** start AVAILABLE RECORDS **

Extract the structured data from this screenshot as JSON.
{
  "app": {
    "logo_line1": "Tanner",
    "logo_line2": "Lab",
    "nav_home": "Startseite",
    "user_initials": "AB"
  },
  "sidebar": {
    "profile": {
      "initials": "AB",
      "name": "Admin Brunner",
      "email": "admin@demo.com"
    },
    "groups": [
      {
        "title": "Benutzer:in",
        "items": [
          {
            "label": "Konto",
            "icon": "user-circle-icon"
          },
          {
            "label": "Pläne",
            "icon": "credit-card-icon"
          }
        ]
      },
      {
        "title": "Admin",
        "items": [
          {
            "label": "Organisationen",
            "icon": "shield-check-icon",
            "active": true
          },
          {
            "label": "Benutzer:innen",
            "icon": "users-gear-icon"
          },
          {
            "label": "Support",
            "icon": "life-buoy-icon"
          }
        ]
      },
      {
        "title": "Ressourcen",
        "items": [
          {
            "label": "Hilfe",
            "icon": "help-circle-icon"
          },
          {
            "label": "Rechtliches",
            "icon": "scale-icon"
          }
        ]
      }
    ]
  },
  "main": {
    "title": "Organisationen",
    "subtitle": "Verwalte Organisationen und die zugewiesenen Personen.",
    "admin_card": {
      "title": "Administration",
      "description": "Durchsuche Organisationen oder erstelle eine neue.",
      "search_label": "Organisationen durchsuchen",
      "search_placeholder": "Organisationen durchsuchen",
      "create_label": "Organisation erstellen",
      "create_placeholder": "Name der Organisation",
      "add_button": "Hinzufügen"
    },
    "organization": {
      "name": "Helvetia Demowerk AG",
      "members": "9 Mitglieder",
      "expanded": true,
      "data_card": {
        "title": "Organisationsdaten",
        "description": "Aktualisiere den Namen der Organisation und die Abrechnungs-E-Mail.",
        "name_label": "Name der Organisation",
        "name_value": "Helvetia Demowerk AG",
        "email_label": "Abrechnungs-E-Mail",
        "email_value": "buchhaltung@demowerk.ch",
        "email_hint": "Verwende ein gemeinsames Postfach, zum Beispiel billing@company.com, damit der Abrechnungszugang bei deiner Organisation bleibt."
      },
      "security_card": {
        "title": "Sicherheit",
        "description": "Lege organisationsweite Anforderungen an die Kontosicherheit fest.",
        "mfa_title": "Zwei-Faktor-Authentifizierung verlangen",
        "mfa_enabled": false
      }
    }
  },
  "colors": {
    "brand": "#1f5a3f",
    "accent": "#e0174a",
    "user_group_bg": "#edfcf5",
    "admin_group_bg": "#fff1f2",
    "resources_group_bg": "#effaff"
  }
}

** end AVAILABLE RECORDS **

TASK REQUIREMENTS: Select and copy every line from the records that includes the word "icon".

SOLUTION TO THIS TASK:
            "icon": "user-circle-icon"
            "icon": "credit-card-icon"
            "icon": "shield-check-icon",
            "icon": "users-gear-icon"
            "icon": "life-buoy-icon"
            "icon": "help-circle-icon"
            "icon": "scale-icon"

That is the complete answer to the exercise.